Collection entries:
## begin

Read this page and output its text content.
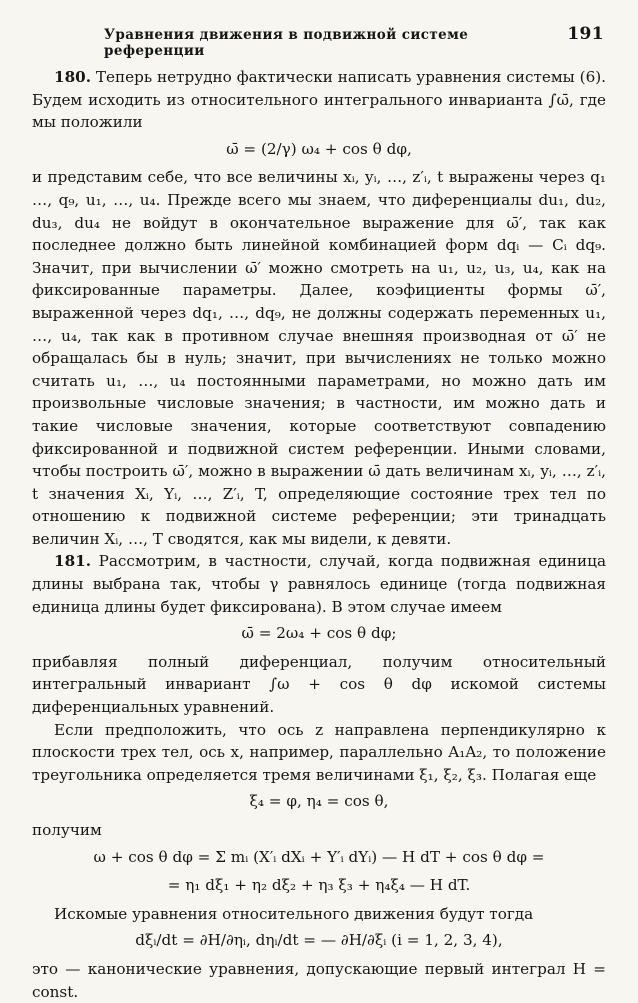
Уравнения движения в подвижной системе референции
191

180. Теперь нетрудно фактически написать уравнения системы (6). Будем исходить из относительного интегрального инварианта ∫ω̄, где мы положили

ω̄ = (2/γ) ω₄ + cos θ dφ,

и представим себе, что все величины xᵢ, yᵢ, …, z′ᵢ, t выражены через q₁ …, q₉, u₁, …, u₄. Прежде всего мы знаем, что диференциалы du₁, du₂, du₃, du₄ не войдут в окончательное выражение для ω̄′, так как последнее должно быть линейной комбинацией форм dqᵢ — Cᵢ dq₉. Значит, при вычислении ω̄′ можно смотреть на u₁, u₂, u₃, u₄, как на фиксированные параметры. Далее, коэфициенты формы ω̄′, выраженной через dq₁, …, dq₉, не должны содержать переменных u₁, …, u₄, так как в противном случае внешняя производная от ω̄′ не обращалась бы в нуль; значит, при вычислениях не только можно считать u₁, …, u₄ постоянными параметрами, но можно дать им произвольные числовые значения; в частности, им можно дать и такие числовые значения, которые соответствуют совпадению фиксированной и подвижной систем референции. Иными словами, чтобы построить ω̄′, можно в выражении ω̄ дать величинам xᵢ, yᵢ, …, z′ᵢ, t значения Xᵢ, Yᵢ, …, Z′ᵢ, T, определяющие состояние трех тел по отношению к подвижной системе референции; эти тринадцать величин Xᵢ, …, T сводятся, как мы видели, к девяти.

181. Рассмотрим, в частности, случай, когда подвижная единица длины выбрана так, чтобы γ равнялось единице (тогда подвижная единица длины будет фиксирована). В этом случае имеем

ω̄ = 2ω₄ + cos θ dφ;

прибавляя полный диференциал, получим относительный интегральный инвариант ∫ω + cos θ dφ искомой системы диференциальных уравнений.

Если предположить, что ось z направлена перпендикулярно к плоскости трех тел, ось x, например, параллельно A₁A₂, то положение треугольника определяется тремя величинами ξ₁, ξ₂, ξ₃. Полагая еще

ξ₄ = φ, η₄ = cos θ,

получим

ω + cos θ dφ = Σ mᵢ (X′ᵢ dXᵢ + Y′ᵢ dYᵢ) — H dT + cos θ dφ =
= η₁ dξ₁ + η₂ dξ₂ + η₃ ξ₃ + η₄ξ₄ — H dT.

Искомые уравнения относительного движения будут тогда

dξᵢ/dt = ∂H/∂ηᵢ, dηᵢ/dt = — ∂H/∂ξᵢ (i = 1, 2, 3, 4),

это — канонические уравнения, допускающие первый интеграл H = const.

## end

Copy the records above exactly, leaving out every picture.

- Task response
Read this page and output its text content.
Уравнения движения в подвижной системе референции
191

180. Теперь нетрудно фактически написать уравнения системы (6). Будем исходить из относительного интегрального инварианта ∫ω̄, где мы положили

ω̄ = (2/γ) ω₄ + cos θ dφ,

и представим себе, что все величины xᵢ, yᵢ, …, z′ᵢ, t выражены через q₁ …, q₉, u₁, …, u₄. Прежде всего мы знаем, что диференциалы du₁, du₂, du₃, du₄ не войдут в окончательное выражение для ω̄′, так как последнее должно быть линейной комбинацией форм dqᵢ — Cᵢ dq₉. Значит, при вычислении ω̄′ можно смотреть на u₁, u₂, u₃, u₄, как на фиксированные параметры. Далее, коэфициенты формы ω̄′, выраженной через dq₁, …, dq₉, не должны содержать переменных u₁, …, u₄, так как в противном случае внешняя производная от ω̄′ не обращалась бы в нуль; значит, при вычислениях не только можно считать u₁, …, u₄ постоянными параметрами, но можно дать им произвольные числовые значения; в частности, им можно дать и такие числовые значения, которые соответствуют совпадению фиксированной и подвижной систем референции. Иными словами, чтобы построить ω̄′, можно в выражении ω̄ дать величинам xᵢ, yᵢ, …, z′ᵢ, t значения Xᵢ, Yᵢ, …, Z′ᵢ, T, определяющие состояние трех тел по отношению к подвижной системе референции; эти тринадцать величин Xᵢ, …, T сводятся, как мы видели, к девяти.

181. Рассмотрим, в частности, случай, когда подвижная единица длины выбрана так, чтобы γ равнялось единице (тогда подвижная единица длины будет фиксирована). В этом случае имеем

ω̄ = 2ω₄ + cos θ dφ;

прибавляя полный диференциал, получим относительный интегральный инвариант ∫ω + cos θ dφ искомой системы диференциальных уравнений.

Если предположить, что ось z направлена перпендикулярно к плоскости трех тел, ось x, например, параллельно A₁A₂, то положение треугольника определяется тремя величинами ξ₁, ξ₂, ξ₃. Полагая еще

ξ₄ = φ, η₄ = cos θ,

получим

ω + cos θ dφ = Σ mᵢ (X′ᵢ dXᵢ + Y′ᵢ dYᵢ) — H dT + cos θ dφ =
= η₁ dξ₁ + η₂ dξ₂ + η₃ ξ₃ + η₄ξ₄ — H dT.

Искомые уравнения относительного движения будут тогда

dξᵢ/dt = ∂H/∂ηᵢ, dηᵢ/dt = — ∂H/∂ξᵢ (i = 1, 2, 3, 4),

это — канонические уравнения, допускающие первый интеграл H = const.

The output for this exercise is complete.